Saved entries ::
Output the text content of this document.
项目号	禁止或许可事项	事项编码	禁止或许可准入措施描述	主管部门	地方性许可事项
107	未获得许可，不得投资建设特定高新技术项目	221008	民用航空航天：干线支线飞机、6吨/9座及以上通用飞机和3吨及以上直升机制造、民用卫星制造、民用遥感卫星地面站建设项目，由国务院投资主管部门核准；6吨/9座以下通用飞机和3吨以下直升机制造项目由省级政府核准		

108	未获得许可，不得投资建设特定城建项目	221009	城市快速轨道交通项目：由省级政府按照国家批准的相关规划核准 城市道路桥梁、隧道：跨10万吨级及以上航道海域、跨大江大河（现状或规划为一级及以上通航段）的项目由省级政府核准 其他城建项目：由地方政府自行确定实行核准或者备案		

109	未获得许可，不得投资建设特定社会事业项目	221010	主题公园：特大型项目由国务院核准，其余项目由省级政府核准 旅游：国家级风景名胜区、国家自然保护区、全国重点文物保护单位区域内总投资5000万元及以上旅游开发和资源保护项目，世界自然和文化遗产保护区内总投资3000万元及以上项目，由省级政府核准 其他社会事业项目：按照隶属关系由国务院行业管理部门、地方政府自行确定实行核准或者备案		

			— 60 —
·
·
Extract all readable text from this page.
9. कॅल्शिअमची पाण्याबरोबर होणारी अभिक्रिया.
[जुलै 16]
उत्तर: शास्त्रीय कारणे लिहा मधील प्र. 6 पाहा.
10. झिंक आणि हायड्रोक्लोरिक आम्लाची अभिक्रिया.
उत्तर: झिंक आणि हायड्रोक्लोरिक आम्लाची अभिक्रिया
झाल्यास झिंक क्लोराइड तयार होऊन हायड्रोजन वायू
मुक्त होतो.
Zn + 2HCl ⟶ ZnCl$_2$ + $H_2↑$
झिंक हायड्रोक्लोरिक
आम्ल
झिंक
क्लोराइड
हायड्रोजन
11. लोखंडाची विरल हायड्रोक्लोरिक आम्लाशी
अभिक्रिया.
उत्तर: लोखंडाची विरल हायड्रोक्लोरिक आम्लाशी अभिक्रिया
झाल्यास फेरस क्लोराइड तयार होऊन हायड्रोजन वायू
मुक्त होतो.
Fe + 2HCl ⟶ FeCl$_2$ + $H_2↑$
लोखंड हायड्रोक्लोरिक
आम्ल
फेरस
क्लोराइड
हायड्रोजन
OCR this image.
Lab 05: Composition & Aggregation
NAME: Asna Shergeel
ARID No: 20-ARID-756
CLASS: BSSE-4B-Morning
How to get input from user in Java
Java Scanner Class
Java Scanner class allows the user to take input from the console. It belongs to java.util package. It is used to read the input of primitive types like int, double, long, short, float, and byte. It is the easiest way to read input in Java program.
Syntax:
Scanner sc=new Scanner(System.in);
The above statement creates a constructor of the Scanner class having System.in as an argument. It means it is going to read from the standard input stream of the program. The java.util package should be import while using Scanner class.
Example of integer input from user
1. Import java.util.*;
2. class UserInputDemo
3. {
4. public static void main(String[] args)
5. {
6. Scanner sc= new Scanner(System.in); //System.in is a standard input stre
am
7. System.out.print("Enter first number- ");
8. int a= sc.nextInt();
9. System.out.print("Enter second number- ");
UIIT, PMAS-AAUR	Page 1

Exercise instructions ::
Your task is to output all of the data above word for word.

The reply ::
Output the text content of this document.
项目号	禁止或许可事项	事项编码	禁止或许可准入措施描述	主管部门	地方性许可事项
107	未获得许可，不得投资建设特定高新技术项目	221008	民用航空航天：干线支线飞机、6吨/9座及以上通用飞机和3吨及以上直升机制造、民用卫星制造、民用遥感卫星地面站建设项目，由国务院投资主管部门核准；6吨/9座以下通用飞机和3吨以下直升机制造项目由省级政府核准		

108	未获得许可，不得投资建设特定城建项目	221009	城市快速轨道交通项目：由省级政府按照国家批准的相关规划核准 城市道路桥梁、隧道：跨10万吨级及以上航道海域、跨大江大河（现状或规划为一级及以上通航段）的项目由省级政府核准 其他城建项目：由地方政府自行确定实行核准或者备案		

109	未获得许可，不得投资建设特定社会事业项目	221010	主题公园：特大型项目由国务院核准，其余项目由省级政府核准 旅游：国家级风景名胜区、国家自然保护区、全国重点文物保护单位区域内总投资5000万元及以上旅游开发和资源保护项目，世界自然和文化遗产保护区内总投资3000万元及以上项目，由省级政府核准 其他社会事业项目：按照隶属关系由国务院行业管理部门、地方政府自行确定实行核准或者备案		

			— 60 —
·
·
Extract all readable text from this page.
9. कॅल्शिअमची पाण्याबरोबर होणारी अभिक्रिया.
[जुलै 16]
उत्तर: शास्त्रीय कारणे लिहा मधील प्र. 6 पाहा.
10. झिंक आणि हायड्रोक्लोरिक आम्लाची अभिक्रिया.
उत्तर: झिंक आणि हायड्रोक्लोरिक आम्लाची अभिक्रिया
झाल्यास झिंक क्लोराइड तयार होऊन हायड्रोजन वायू
मुक्त होतो.
Zn + 2HCl ⟶ ZnCl$_2$ + $H_2↑$
झिंक हायड्रोक्लोरिक
आम्ल
झिंक
क्लोराइड
हायड्रोजन
11. लोखंडाची विरल हायड्रोक्लोरिक आम्लाशी
अभिक्रिया.
उत्तर: लोखंडाची विरल हायड्रोक्लोरिक आम्लाशी अभिक्रिया
झाल्यास फेरस क्लोराइड तयार होऊन हायड्रोजन वायू
मुक्त होतो.
Fe + 2HCl ⟶ FeCl$_2$ + $H_2↑$
लोखंड हायड्रोक्लोरिक
आम्ल
फेरस
क्लोराइड
हायड्रोजन
OCR this image.
Lab 05: Composition & Aggregation
NAME: Asna Shergeel
ARID No: 20-ARID-756
CLASS: BSSE-4B-Morning
How to get input from user in Java
Java Scanner Class
Java Scanner class allows the user to take input from the console. It belongs to java.util package. It is used to read the input of primitive types like int, double, long, short, float, and byte. It is the easiest way to read input in Java program.
Syntax:
Scanner sc=new Scanner(System.in);
The above statement creates a constructor of the Scanner class having System.in as an argument. It means it is going to read from the standard input stream of the program. The java.util package should be import while using Scanner class.
Example of integer input from user
1. Import java.util.*;
2. class UserInputDemo
3. {
4. public static void main(String[] args)
5. {
6. Scanner sc= new Scanner(System.in); //System.in is a standard input stre
am
7. System.out.print("Enter first number- ");
8. int a= sc.nextInt();
9. System.out.print("Enter second number- ");
UIIT, PMAS-AAUR	Page 1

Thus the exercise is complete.